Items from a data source
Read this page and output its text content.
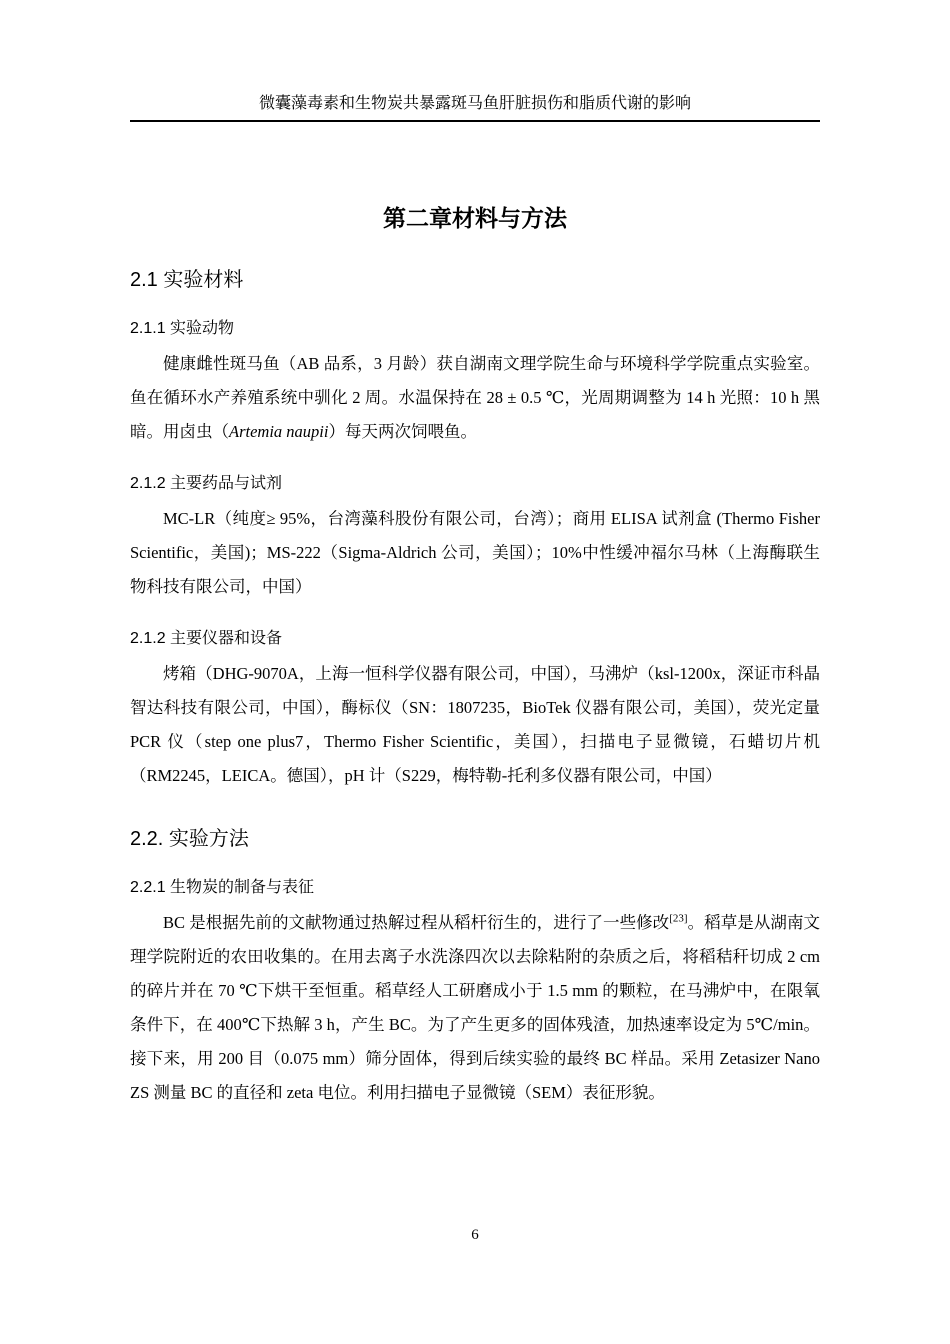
微囊藻毒素和生物炭共暴露斑马鱼肝脏损伤和脂质代谢的影响
第二章材料与方法
2.1 实验材料
2.1.1 实验动物

健康雌性斑马鱼（AB 品系，3 月龄）获自湖南文理学院生命与环境科学学院重点实验室。鱼在循环水产养殖系统中驯化 2 周。水温保持在 28 ± 0.5 ℃，光周期调整为 14 h 光照：10 h 黑暗。用卤虫（Artemia naupii）每天两次饲喂鱼。

2.1.2 主要药品与试剂

MC-LR（纯度≥ 95%，台湾藻科股份有限公司，台湾）；商用 ELISA 试剂盒 (Thermo Fisher Scientific，美国)；MS-222（Sigma-Aldrich 公司，美国）；10%中性缓冲福尔马林（上海酶联生物科技有限公司，中国）

2.1.2 主要仪器和设备

烤箱（DHG-9070A，上海一恒科学仪器有限公司，中国），马沸炉（ksl-1200x，深证市科晶智达科技有限公司，中国），酶标仪（SN：1807235，BioTek 仪器有限公司，美国），荧光定量 PCR 仪（step one plus7，Thermo Fisher Scientific，美国），扫描电子显微镜，石蜡切片机（RM2245，LEICA。德国），pH 计（S229，梅特勒-托利多仪器有限公司，中国）

2.2. 实验方法
2.2.1 生物炭的制备与表征

BC 是根据先前的文献物通过热解过程从稻杆衍生的，进行了一些修改[23]。稻草是从湖南文理学院附近的农田收集的。在用去离子水洗涤四次以去除粘附的杂质之后，将稻秸秆切成 2 cm 的碎片并在 70 ℃下烘干至恒重。稻草经人工研磨成小于 1.5 mm 的颗粒，在马沸炉中，在限氧条件下，在 400℃下热解 3 h，产生 BC。为了产生更多的固体残渣，加热速率设定为 5℃/min。接下来，用 200 目（0.075 mm）筛分固体，得到后续实验的最终 BC 样品。采用 Zetasizer Nano ZS 测量 BC 的直径和 zeta 电位。利用扫描电子显微镜（SEM）表征形貌。

6
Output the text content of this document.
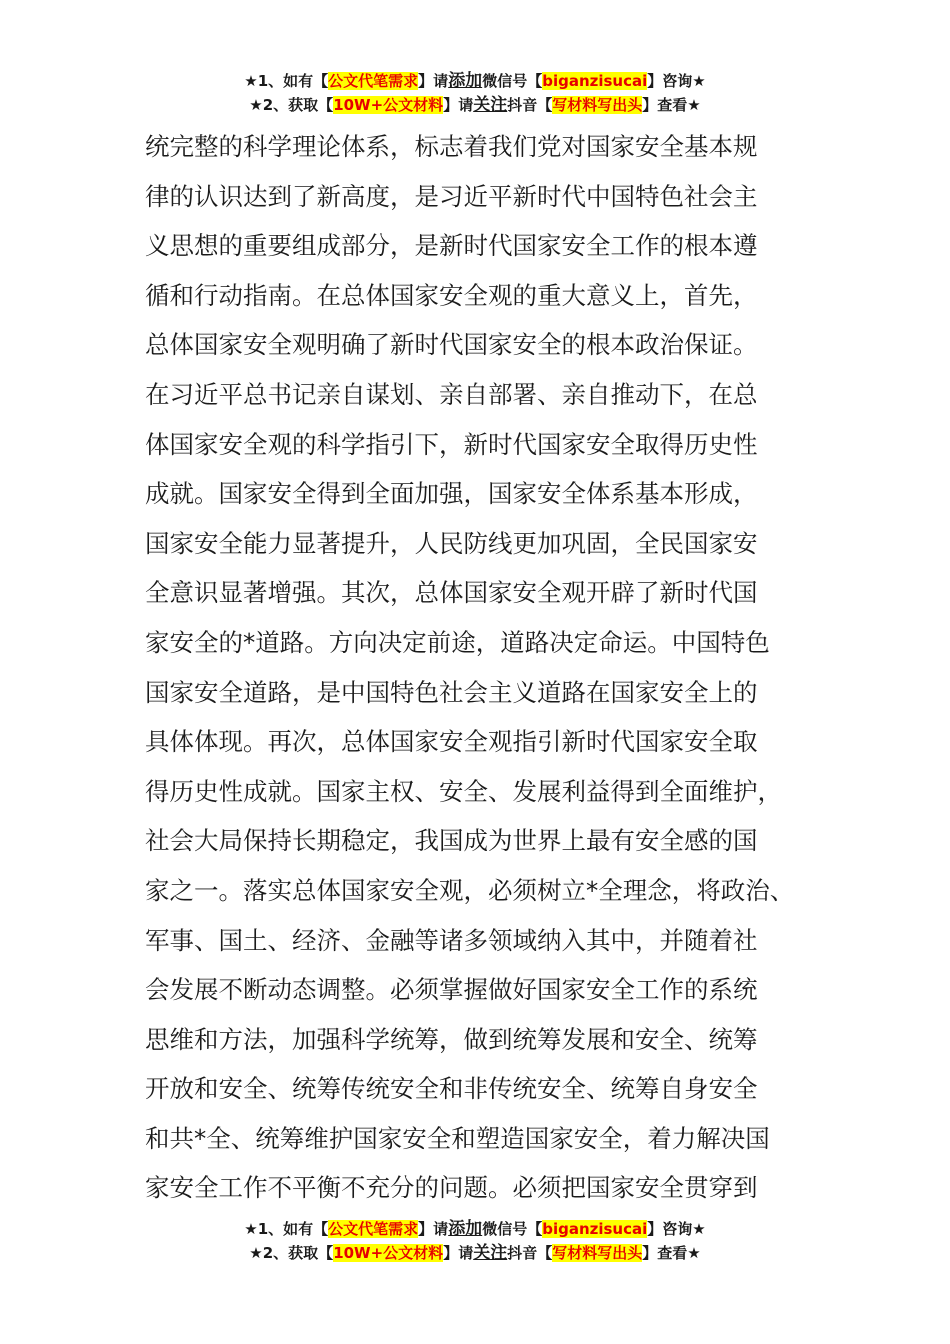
★1、如有【公文代笔需求】请添加微信号【biganzisucai】咨询★
★2、获取【10W+公文材料】请关注抖音【写材料写出头】查看★
统完整的科学理论体系，标志着我们党对国家安全基本规
律的认识达到了新高度，是习近平新时代中国特色社会主
义思想的重要组成部分，是新时代国家安全工作的根本遵
循和行动指南。在总体国家安全观的重大意义上，首先，
总体国家安全观明确了新时代国家安全的根本政治保证。
在习近平总书记亲自谋划、亲自部署、亲自推动下，在总
体国家安全观的科学指引下，新时代国家安全取得历史性
成就。国家安全得到全面加强，国家安全体系基本形成，
国家安全能力显著提升，人民防线更加巩固，全民国家安
全意识显著增强。其次，总体国家安全观开辟了新时代国
家安全的*道路。方向决定前途，道路决定命运。中国特色
国家安全道路，是中国特色社会主义道路在国家安全上的
具体体现。再次，总体国家安全观指引新时代国家安全取
得历史性成就。国家主权、安全、发展利益得到全面维护，
社会大局保持长期稳定，我国成为世界上最有安全感的国
家之一。落实总体国家安全观，必须树立*全理念，将政治、
军事、国土、经济、金融等诸多领域纳入其中，并随着社
会发展不断动态调整。必须掌握做好国家安全工作的系统
思维和方法，加强科学统筹，做到统筹发展和安全、统筹
开放和安全、统筹传统安全和非传统安全、统筹自身安全
和共*全、统筹维护国家安全和塑造国家安全，着力解决国
家安全工作不平衡不充分的问题。必须把国家安全贯穿到
★1、如有【公文代笔需求】请添加微信号【biganzisucai】咨询★
★2、获取【10W+公文材料】请关注抖音【写材料写出头】查看★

§ **Task requirements**
The string "Fisher" may appear in lines of the listing above; tally those lines and give the number only.

§ **Task output**
2